### THE DATA
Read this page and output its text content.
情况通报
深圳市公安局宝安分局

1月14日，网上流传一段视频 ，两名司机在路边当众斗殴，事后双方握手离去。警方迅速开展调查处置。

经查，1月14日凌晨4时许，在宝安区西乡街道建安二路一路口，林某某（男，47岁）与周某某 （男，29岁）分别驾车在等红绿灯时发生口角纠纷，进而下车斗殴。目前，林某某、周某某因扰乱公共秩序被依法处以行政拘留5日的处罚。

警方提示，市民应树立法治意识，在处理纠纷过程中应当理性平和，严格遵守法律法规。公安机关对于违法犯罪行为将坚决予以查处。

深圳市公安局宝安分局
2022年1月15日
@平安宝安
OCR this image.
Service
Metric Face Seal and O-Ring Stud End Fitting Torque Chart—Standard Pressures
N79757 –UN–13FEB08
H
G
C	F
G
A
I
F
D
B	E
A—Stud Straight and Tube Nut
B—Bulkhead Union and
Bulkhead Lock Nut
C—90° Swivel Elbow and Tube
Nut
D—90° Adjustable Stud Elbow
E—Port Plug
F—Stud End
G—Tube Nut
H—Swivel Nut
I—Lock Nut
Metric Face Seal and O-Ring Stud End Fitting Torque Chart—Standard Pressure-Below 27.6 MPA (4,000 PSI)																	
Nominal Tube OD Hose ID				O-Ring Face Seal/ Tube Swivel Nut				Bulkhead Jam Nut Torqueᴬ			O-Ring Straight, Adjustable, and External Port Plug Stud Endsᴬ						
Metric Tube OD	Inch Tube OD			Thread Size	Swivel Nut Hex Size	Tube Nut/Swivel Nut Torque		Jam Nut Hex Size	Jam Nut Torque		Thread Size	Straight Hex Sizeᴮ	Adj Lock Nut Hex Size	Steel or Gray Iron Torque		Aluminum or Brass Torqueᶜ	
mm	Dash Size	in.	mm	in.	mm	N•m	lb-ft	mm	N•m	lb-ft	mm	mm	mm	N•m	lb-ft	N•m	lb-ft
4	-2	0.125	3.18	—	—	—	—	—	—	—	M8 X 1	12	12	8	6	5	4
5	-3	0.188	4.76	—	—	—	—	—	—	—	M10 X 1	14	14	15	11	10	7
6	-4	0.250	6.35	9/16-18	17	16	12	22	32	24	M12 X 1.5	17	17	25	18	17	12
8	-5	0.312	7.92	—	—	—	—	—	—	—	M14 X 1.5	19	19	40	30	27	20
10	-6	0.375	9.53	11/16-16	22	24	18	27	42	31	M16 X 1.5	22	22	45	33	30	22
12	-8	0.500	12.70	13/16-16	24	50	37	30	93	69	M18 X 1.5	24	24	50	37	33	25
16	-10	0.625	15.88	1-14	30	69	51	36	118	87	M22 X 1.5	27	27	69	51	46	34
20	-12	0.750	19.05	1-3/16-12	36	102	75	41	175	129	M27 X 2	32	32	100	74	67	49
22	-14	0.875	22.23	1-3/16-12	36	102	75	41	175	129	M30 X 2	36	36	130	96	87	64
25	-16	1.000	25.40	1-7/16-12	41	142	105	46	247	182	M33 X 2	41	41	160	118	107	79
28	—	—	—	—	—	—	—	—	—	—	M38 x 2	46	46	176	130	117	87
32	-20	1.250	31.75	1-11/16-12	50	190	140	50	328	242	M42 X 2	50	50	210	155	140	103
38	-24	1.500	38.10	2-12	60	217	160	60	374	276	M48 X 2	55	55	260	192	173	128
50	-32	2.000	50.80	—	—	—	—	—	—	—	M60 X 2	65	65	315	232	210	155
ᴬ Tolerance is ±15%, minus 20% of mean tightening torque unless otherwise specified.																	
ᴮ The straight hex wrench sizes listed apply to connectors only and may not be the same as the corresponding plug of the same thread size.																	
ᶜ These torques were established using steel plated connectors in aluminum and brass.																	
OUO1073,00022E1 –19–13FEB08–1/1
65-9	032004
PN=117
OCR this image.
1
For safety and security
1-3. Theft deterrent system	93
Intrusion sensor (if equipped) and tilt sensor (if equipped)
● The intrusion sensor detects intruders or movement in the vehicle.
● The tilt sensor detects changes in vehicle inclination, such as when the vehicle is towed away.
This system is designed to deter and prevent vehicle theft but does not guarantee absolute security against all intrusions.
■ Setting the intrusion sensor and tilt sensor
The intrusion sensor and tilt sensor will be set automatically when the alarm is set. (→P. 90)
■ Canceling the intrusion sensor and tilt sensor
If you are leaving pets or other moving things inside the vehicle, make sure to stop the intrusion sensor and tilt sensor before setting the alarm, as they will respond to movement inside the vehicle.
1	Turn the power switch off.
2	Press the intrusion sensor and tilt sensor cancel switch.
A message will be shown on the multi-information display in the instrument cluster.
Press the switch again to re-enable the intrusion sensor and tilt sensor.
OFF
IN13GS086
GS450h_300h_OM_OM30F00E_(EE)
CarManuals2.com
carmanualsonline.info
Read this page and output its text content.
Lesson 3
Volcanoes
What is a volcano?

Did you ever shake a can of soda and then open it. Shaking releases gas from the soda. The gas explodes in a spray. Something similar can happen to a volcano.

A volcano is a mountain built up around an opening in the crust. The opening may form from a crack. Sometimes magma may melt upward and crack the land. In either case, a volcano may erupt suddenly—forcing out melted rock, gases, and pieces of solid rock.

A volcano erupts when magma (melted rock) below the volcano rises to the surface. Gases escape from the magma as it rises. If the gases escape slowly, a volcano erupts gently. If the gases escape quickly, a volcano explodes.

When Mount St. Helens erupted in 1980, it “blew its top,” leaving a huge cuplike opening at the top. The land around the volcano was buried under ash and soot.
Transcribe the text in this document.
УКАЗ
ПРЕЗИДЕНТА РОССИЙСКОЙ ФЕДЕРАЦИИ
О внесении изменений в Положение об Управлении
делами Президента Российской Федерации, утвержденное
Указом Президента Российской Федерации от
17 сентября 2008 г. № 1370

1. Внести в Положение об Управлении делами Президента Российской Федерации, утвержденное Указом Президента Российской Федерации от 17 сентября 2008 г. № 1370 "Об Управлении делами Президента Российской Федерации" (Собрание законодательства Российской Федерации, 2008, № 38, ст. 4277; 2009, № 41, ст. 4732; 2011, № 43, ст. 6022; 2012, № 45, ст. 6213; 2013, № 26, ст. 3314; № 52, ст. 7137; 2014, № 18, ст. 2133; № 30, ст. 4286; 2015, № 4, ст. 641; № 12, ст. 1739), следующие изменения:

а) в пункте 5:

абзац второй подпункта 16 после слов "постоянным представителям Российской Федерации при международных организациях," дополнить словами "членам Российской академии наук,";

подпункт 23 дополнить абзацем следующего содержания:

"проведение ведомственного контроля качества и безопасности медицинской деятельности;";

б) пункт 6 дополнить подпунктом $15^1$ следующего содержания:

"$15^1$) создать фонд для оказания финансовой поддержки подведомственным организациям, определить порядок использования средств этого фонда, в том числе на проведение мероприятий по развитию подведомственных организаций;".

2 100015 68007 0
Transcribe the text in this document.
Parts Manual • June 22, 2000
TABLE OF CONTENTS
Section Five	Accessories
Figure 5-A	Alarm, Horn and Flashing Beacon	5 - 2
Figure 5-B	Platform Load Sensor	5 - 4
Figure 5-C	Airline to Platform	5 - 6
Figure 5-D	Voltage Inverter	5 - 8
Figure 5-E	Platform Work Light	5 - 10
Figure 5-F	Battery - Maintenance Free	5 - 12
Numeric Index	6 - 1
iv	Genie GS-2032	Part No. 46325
######
Copy out each line exactly.

**EXERCISE OUTPUT**
Read this page and output its text content.
情况通报
深圳市公安局宝安分局

1月14日，网上流传一段视频 ，两名司机在路边当众斗殴，事后双方握手离去。警方迅速开展调查处置。

经查，1月14日凌晨4时许，在宝安区西乡街道建安二路一路口，林某某（男，47岁）与周某某 （男，29岁）分别驾车在等红绿灯时发生口角纠纷，进而下车斗殴。目前，林某某、周某某因扰乱公共秩序被依法处以行政拘留5日的处罚。

警方提示，市民应树立法治意识，在处理纠纷过程中应当理性平和，严格遵守法律法规。公安机关对于违法犯罪行为将坚决予以查处。

深圳市公安局宝安分局
2022年1月15日
@平安宝安
OCR this image.
Service
Metric Face Seal and O-Ring Stud End Fitting Torque Chart—Standard Pressures
N79757 –UN–13FEB08
H
G
C	F
G
A
I
F
D
B	E
A—Stud Straight and Tube Nut
B—Bulkhead Union and
Bulkhead Lock Nut
C—90° Swivel Elbow and Tube
Nut
D—90° Adjustable Stud Elbow
E—Port Plug
F—Stud End
G—Tube Nut
H—Swivel Nut
I—Lock Nut
Metric Face Seal and O-Ring Stud End Fitting Torque Chart—Standard Pressure-Below 27.6 MPA (4,000 PSI)																	
Nominal Tube OD Hose ID				O-Ring Face Seal/ Tube Swivel Nut				Bulkhead Jam Nut Torqueᴬ			O-Ring Straight, Adjustable, and External Port Plug Stud Endsᴬ						
Metric Tube OD	Inch Tube OD			Thread Size	Swivel Nut Hex Size	Tube Nut/Swivel Nut Torque		Jam Nut Hex Size	Jam Nut Torque		Thread Size	Straight Hex Sizeᴮ	Adj Lock Nut Hex Size	Steel or Gray Iron Torque		Aluminum or Brass Torqueᶜ	
mm	Dash Size	in.	mm	in.	mm	N•m	lb-ft	mm	N•m	lb-ft	mm	mm	mm	N•m	lb-ft	N•m	lb-ft
4	-2	0.125	3.18	—	—	—	—	—	—	—	M8 X 1	12	12	8	6	5	4
5	-3	0.188	4.76	—	—	—	—	—	—	—	M10 X 1	14	14	15	11	10	7
6	-4	0.250	6.35	9/16-18	17	16	12	22	32	24	M12 X 1.5	17	17	25	18	17	12
8	-5	0.312	7.92	—	—	—	—	—	—	—	M14 X 1.5	19	19	40	30	27	20
10	-6	0.375	9.53	11/16-16	22	24	18	27	42	31	M16 X 1.5	22	22	45	33	30	22
12	-8	0.500	12.70	13/16-16	24	50	37	30	93	69	M18 X 1.5	24	24	50	37	33	25
16	-10	0.625	15.88	1-14	30	69	51	36	118	87	M22 X 1.5	27	27	69	51	46	34
20	-12	0.750	19.05	1-3/16-12	36	102	75	41	175	129	M27 X 2	32	32	100	74	67	49
22	-14	0.875	22.23	1-3/16-12	36	102	75	41	175	129	M30 X 2	36	36	130	96	87	64
25	-16	1.000	25.40	1-7/16-12	41	142	105	46	247	182	M33 X 2	41	41	160	118	107	79
28	—	—	—	—	—	—	—	—	—	—	M38 x 2	46	46	176	130	117	87
32	-20	1.250	31.75	1-11/16-12	50	190	140	50	328	242	M42 X 2	50	50	210	155	140	103
38	-24	1.500	38.10	2-12	60	217	160	60	374	276	M48 X 2	55	55	260	192	173	128
50	-32	2.000	50.80	—	—	—	—	—	—	—	M60 X 2	65	65	315	232	210	155
ᴬ Tolerance is ±15%, minus 20% of mean tightening torque unless otherwise specified.																	
ᴮ The straight hex wrench sizes listed apply to connectors only and may not be the same as the corresponding plug of the same thread size.																	
ᶜ These torques were established using steel plated connectors in aluminum and brass.																	
OUO1073,00022E1 –19–13FEB08–1/1
65-9	032004
PN=117
OCR this image.
1
For safety and security
1-3. Theft deterrent system	93
Intrusion sensor (if equipped) and tilt sensor (if equipped)
● The intrusion sensor detects intruders or movement in the vehicle.
● The tilt sensor detects changes in vehicle inclination, such as when the vehicle is towed away.
This system is designed to deter and prevent vehicle theft but does not guarantee absolute security against all intrusions.
■ Setting the intrusion sensor and tilt sensor
The intrusion sensor and tilt sensor will be set automatically when the alarm is set. (→P. 90)
■ Canceling the intrusion sensor and tilt sensor
If you are leaving pets or other moving things inside the vehicle, make sure to stop the intrusion sensor and tilt sensor before setting the alarm, as they will respond to movement inside the vehicle.
1	Turn the power switch off.
2	Press the intrusion sensor and tilt sensor cancel switch.
A message will be shown on the multi-information display in the instrument cluster.
Press the switch again to re-enable the intrusion sensor and tilt sensor.
OFF
IN13GS086
GS450h_300h_OM_OM30F00E_(EE)
CarManuals2.com
carmanualsonline.info
Read this page and output its text content.
Lesson 3
Volcanoes
What is a volcano?

Did you ever shake a can of soda and then open it. Shaking releases gas from the soda. The gas explodes in a spray. Something similar can happen to a volcano.

A volcano is a mountain built up around an opening in the crust. The opening may form from a crack. Sometimes magma may melt upward and crack the land. In either case, a volcano may erupt suddenly—forcing out melted rock, gases, and pieces of solid rock.

A volcano erupts when magma (melted rock) below the volcano rises to the surface. Gases escape from the magma as it rises. If the gases escape slowly, a volcano erupts gently. If the gases escape quickly, a volcano explodes.

When Mount St. Helens erupted in 1980, it “blew its top,” leaving a huge cuplike opening at the top. The land around the volcano was buried under ash and soot.
Transcribe the text in this document.
УКАЗ
ПРЕЗИДЕНТА РОССИЙСКОЙ ФЕДЕРАЦИИ
О внесении изменений в Положение об Управлении
делами Президента Российской Федерации, утвержденное
Указом Президента Российской Федерации от
17 сентября 2008 г. № 1370

1. Внести в Положение об Управлении делами Президента Российской Федерации, утвержденное Указом Президента Российской Федерации от 17 сентября 2008 г. № 1370 "Об Управлении делами Президента Российской Федерации" (Собрание законодательства Российской Федерации, 2008, № 38, ст. 4277; 2009, № 41, ст. 4732; 2011, № 43, ст. 6022; 2012, № 45, ст. 6213; 2013, № 26, ст. 3314; № 52, ст. 7137; 2014, № 18, ст. 2133; № 30, ст. 4286; 2015, № 4, ст. 641; № 12, ст. 1739), следующие изменения:

а) в пункте 5:

абзац второй подпункта 16 после слов "постоянным представителям Российской Федерации при международных организациях," дополнить словами "членам Российской академии наук,";

подпункт 23 дополнить абзацем следующего содержания:

"проведение ведомственного контроля качества и безопасности медицинской деятельности;";

б) пункт 6 дополнить подпунктом $15^1$ следующего содержания:

"$15^1$) создать фонд для оказания финансовой поддержки подведомственным организациям, определить порядок использования средств этого фонда, в том числе на проведение мероприятий по развитию подведомственных организаций;".

2 100015 68007 0
Transcribe the text in this document.
Parts Manual • June 22, 2000
TABLE OF CONTENTS
Section Five	Accessories
Figure 5-A	Alarm, Horn and Flashing Beacon	5 - 2
Figure 5-B	Platform Load Sensor	5 - 4
Figure 5-C	Airline to Platform	5 - 6
Figure 5-D	Voltage Inverter	5 - 8
Figure 5-E	Platform Work Light	5 - 10
Figure 5-F	Battery - Maintenance Free	5 - 12
Numeric Index	6 - 1
iv	Genie GS-2032	Part No. 46325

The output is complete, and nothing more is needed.